Stored data entries
────────────────────────────────────────

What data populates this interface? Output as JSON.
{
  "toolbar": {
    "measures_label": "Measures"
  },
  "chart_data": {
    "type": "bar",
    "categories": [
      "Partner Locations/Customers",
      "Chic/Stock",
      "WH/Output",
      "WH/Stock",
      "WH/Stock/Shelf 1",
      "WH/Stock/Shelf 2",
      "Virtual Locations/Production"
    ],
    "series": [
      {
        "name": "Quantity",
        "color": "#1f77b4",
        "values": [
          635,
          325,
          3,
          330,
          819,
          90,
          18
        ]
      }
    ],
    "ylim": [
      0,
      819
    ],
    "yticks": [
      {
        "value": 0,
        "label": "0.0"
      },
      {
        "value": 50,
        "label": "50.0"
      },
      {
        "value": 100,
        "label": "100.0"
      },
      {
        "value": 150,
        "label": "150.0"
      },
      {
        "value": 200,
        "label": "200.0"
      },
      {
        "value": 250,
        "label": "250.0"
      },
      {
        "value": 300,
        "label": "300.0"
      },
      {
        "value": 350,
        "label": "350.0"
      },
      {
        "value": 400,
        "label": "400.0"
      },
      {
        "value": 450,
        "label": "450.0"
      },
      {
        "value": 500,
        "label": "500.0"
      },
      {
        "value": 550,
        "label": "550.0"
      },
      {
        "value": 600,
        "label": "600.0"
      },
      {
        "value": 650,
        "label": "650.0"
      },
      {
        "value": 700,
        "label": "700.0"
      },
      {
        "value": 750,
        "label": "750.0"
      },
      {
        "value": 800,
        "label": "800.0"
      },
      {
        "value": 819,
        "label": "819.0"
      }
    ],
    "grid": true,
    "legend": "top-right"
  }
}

────────────────────────────────────────

REQUEST
Check each line of the records for the word "Stock" and extract those that contain it.

SOLUTION TO THIS TASK
      "Chic/Stock",
      "WH/Stock",
      "WH/Stock/Shelf 1",
      "WH/Stock/Shelf 2",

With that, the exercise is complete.